§ What the task requires:
Return every line below in which "خودروهای" appears.

[Start Working data]

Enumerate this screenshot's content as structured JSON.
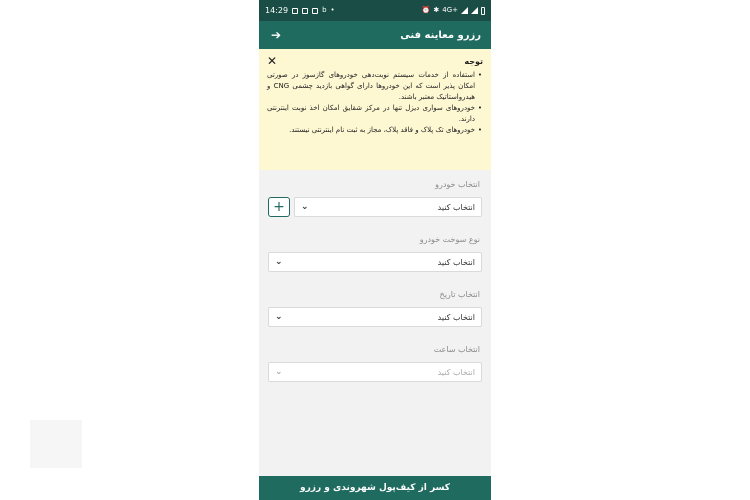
{
  "statusbar": {
    "time": "14:29",
    "network": "4G+"
  },
  "appbar": {
    "title": "رزرو معاینه فنی"
  },
  "notice": {
    "title": "توجه",
    "items": [
      "استفاده از خدمات سیستم نوبت‌دهی خودروهای گازسوز در صورتی امکان پذیر است که این خودروها دارای گواهی بازدید چشمی CNG و هیدرواستاتیک معتبر باشند.",
      "خودروهای سواری دیزل تنها در مرکز شقایق امکان اخذ نوبت اینترنتی دارند.",
      "خودروهای تک پلاک و فاقد پلاک، مجاز به ثبت نام اینترنتی نیستند."
    ]
  },
  "form": {
    "vehicle": {
      "label": "انتخاب خودرو",
      "value": "انتخاب کنید"
    },
    "fuel": {
      "label": "نوع سوخت خودرو",
      "value": "انتخاب کنید"
    },
    "date": {
      "label": "انتخاب تاریخ",
      "value": "انتخاب کنید"
    },
    "time": {
      "label": "انتخاب ساعت",
      "value": "انتخاب کنید"
    }
  },
  "bottom_button": {
    "label": "کسر از کیف‌پول شهروندی و رزرو"
  },
  "colors": {
    "primary": "#1f6b5f",
    "statusbar": "#1a4d45",
    "notice_bg": "#fdf7d2"
  }
}
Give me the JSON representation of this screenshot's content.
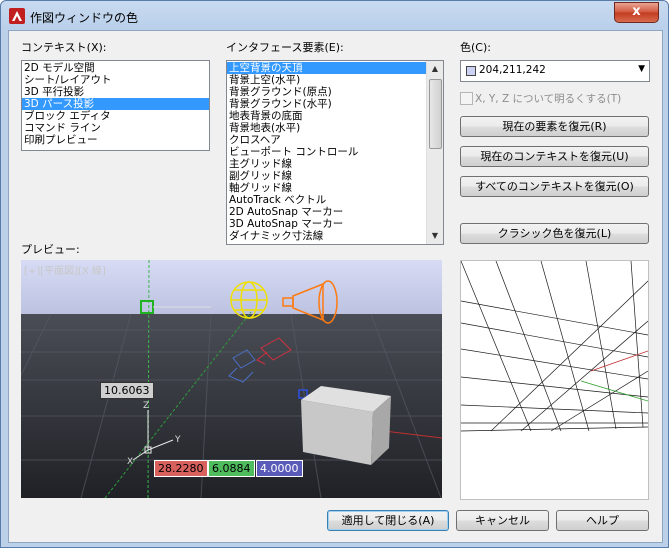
{
  "window": {
    "title": "作図ウィンドウの色",
    "close_glyph": "x"
  },
  "context": {
    "label": "コンテキスト(X):",
    "items": [
      "2D モデル空間",
      "シート/レイアウト",
      "3D 平行投影",
      "3D パース投影",
      "ブロック エディタ",
      "コマンド ライン",
      "印刷プレビュー"
    ],
    "selected_index": 3
  },
  "interface": {
    "label": "インタフェース要素(E):",
    "items": [
      "上空背景の天頂",
      "背景上空(水平)",
      "背景グラウンド(原点)",
      "背景グラウンド(水平)",
      "地表背景の底面",
      "背景地表(水平)",
      "クロスヘア",
      "ビューポート コントロール",
      "主グリッド線",
      "副グリッド線",
      "軸グリッド線",
      "AutoTrack ベクトル",
      "2D AutoSnap マーカー",
      "3D AutoSnap マーカー",
      "ダイナミック寸法線"
    ],
    "selected_index": 0
  },
  "color": {
    "label": "色(C):",
    "value": "204,211,242",
    "swatch_hex": "#ccd3f2"
  },
  "tint_checkbox": {
    "label": "X, Y, Z について明るくする(T)",
    "checked": false
  },
  "buttons": {
    "restore_element": "現在の要素を復元(R)",
    "restore_context": "現在のコンテキストを復元(U)",
    "restore_all": "すべてのコンテキストを復元(O)",
    "restore_classic": "クラシック色を復元(L)",
    "apply_close": "適用して閉じる(A)",
    "cancel": "キャンセル",
    "help": "ヘルプ"
  },
  "preview": {
    "label": "プレビュー:",
    "viewport_label": "[+][平面図][X 線]",
    "dim_value": "10.6063",
    "coord_x": "28.2280",
    "coord_y": "6.0884",
    "coord_z": "4.0000",
    "axis_z": "Z",
    "axis_y": "Y",
    "axis_x": "X"
  },
  "colors": {
    "accent": "#3399ff",
    "coord_x_bg": "#d8615e",
    "coord_y_bg": "#4fbd5e",
    "coord_z_bg": "#5a5ab8"
  },
  "icons": {
    "app": "autocad-logo-icon",
    "close": "close-icon",
    "dropdown": "chevron-down-icon"
  }
}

[End Working data]

§ Finished task:
      "استفاده از خدمات سیستم نوبت‌دهی خودروهای گازسوز در صورتی امکان پذیر است که این خودروها دارای گواهی بازدید چشمی CNG و هیدرواستاتیک معتبر باشند.",
      "خودروهای سواری دیزل تنها در مرکز شقایق امکان اخذ نوبت اینترنتی دارند.",
      "خودروهای تک پلاک و فاقد پلاک، مجاز به ثبت نام اینترنتی نیستند."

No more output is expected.